[Сохранённые записи набора данных]
══════════════════════════════

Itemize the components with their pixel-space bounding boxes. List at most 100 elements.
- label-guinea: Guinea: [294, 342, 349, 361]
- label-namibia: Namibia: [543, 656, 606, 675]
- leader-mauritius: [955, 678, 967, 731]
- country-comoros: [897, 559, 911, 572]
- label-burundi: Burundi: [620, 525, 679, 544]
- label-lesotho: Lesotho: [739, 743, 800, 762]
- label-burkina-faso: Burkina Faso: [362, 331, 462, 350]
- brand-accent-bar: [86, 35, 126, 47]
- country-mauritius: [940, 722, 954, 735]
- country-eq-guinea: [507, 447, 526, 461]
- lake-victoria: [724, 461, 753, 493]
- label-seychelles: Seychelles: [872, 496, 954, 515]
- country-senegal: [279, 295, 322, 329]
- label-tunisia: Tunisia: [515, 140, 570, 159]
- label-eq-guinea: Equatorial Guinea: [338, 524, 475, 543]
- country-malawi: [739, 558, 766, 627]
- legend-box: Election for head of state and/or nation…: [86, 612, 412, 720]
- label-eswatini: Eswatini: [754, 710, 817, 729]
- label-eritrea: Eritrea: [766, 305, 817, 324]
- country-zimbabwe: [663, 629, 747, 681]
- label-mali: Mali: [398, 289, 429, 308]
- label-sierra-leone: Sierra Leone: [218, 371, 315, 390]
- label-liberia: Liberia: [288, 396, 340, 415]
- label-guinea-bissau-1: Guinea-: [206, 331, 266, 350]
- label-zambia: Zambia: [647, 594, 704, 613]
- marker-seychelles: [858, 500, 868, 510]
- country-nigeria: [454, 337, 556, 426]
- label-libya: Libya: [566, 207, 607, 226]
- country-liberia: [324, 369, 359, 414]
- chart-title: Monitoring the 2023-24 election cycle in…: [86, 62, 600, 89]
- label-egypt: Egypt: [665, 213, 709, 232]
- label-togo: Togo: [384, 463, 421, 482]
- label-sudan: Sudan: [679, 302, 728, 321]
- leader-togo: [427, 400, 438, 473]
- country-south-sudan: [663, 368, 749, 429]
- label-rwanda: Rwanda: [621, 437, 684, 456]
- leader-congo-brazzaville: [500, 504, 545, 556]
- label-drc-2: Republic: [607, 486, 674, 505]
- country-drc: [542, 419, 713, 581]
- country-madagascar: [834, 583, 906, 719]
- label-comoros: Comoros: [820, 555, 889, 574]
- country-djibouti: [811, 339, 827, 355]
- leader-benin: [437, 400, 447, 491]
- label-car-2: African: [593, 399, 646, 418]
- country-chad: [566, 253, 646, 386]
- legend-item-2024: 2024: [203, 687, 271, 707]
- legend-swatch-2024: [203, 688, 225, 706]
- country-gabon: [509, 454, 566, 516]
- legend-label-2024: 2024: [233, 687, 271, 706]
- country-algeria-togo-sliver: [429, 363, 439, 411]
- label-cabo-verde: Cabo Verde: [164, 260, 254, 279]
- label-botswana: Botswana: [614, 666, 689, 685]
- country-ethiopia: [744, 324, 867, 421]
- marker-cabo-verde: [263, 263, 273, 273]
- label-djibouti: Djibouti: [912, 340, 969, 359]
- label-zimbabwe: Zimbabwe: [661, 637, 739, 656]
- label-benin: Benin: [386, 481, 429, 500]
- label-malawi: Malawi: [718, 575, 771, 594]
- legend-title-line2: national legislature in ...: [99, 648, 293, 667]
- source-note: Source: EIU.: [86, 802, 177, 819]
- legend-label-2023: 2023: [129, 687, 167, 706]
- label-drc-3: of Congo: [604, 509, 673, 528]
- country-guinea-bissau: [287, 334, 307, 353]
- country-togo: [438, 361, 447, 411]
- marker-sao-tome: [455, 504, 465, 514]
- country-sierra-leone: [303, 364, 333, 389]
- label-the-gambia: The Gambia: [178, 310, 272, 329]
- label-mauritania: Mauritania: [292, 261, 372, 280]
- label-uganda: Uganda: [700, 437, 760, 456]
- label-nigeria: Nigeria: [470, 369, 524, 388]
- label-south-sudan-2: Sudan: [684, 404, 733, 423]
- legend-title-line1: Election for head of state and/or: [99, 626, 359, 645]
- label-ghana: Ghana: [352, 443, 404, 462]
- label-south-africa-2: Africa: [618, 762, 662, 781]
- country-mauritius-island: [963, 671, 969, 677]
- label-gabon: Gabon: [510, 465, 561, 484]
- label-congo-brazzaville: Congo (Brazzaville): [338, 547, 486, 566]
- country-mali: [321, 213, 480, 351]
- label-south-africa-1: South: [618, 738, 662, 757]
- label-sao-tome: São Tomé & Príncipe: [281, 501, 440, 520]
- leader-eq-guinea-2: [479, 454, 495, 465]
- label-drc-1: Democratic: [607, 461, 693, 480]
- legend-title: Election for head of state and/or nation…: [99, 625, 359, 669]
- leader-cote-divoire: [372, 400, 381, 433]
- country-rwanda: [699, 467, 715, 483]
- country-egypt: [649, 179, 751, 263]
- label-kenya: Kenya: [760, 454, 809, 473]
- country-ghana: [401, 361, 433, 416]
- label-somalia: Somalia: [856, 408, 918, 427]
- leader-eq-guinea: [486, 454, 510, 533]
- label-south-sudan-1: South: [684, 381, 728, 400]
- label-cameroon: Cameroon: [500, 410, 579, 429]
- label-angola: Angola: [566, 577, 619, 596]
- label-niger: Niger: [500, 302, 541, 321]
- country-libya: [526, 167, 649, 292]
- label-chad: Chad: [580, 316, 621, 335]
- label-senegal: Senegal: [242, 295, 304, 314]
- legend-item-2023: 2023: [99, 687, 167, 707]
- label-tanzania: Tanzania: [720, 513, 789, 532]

══════════════════════════════

Задание: Пожалуйста, приведите строки записей с самого начала и до строки, содержащей "- label-egypt: Egypt: [665, 213, 709, 232]", включительно в виде JSON-списка строк, где каждая строка записей становится отдельным пунктом списка, а пустые строки пропущены.

Ожидаемый ответ:
[
  "Itemize the components with their pixel-space bounding boxes. List at most 100 elements.",
  "- label-guinea: Guinea: [294, 342, 349, 361]",
  "- label-namibia: Namibia: [543, 656, 606, 675]",
  "- leader-mauritius: [955, 678, 967, 731]",
  "- country-comoros: [897, 559, 911, 572]",
  "- label-burundi: Burundi: [620, 525, 679, 544]",
  "- label-lesotho: Lesotho: [739, 743, 800, 762]",
  "- label-burkina-faso: Burkina Faso: [362, 331, 462, 350]",
  "- brand-accent-bar: [86, 35, 126, 47]",
  "- country-mauritius: [940, 722, 954, 735]",
  "- country-eq-guinea: [507, 447, 526, 461]",
  "- lake-victoria: [724, 461, 753, 493]",
  "- label-seychelles: Seychelles: [872, 496, 954, 515]",
  "- country-senegal: [279, 295, 322, 329]",
  "- label-tunisia: Tunisia: [515, 140, 570, 159]",
  "- label-eq-guinea: Equatorial Guinea: [338, 524, 475, 543]",
  "- country-malawi: [739, 558, 766, 627]",
  "- legend-box: Election for head of state and/or nation…: [86, 612, 412, 720]",
  "- label-eswatini: Eswatini: [754, 710, 817, 729]",
  "- label-eritrea: Eritrea: [766, 305, 817, 324]",
  "- country-zimbabwe: [663, 629, 747, 681]",
  "- label-mali: Mali: [398, 289, 429, 308]",
  "- label-sierra-leone: Sierra Leone: [218, 371, 315, 390]",
  "- label-liberia: Liberia: [288, 396, 340, 415]",
  "- label-guinea-bissau-1: Guinea-: [206, 331, 266, 350]",
  "- label-zambia: Zambia: [647, 594, 704, 613]",
  "- marker-seychelles: [858, 500, 868, 510]",
  "- country-nigeria: [454, 337, 556, 426]",
  "- label-libya: Libya: [566, 207, 607, 226]",
  "- country-liberia: [324, 369, 359, 414]",
  "- chart-title: Monitoring the 2023-24 election cycle in…: [86, 62, 600, 89]",
  "- label-egypt: Egypt: [665, 213, 709, 232]"
]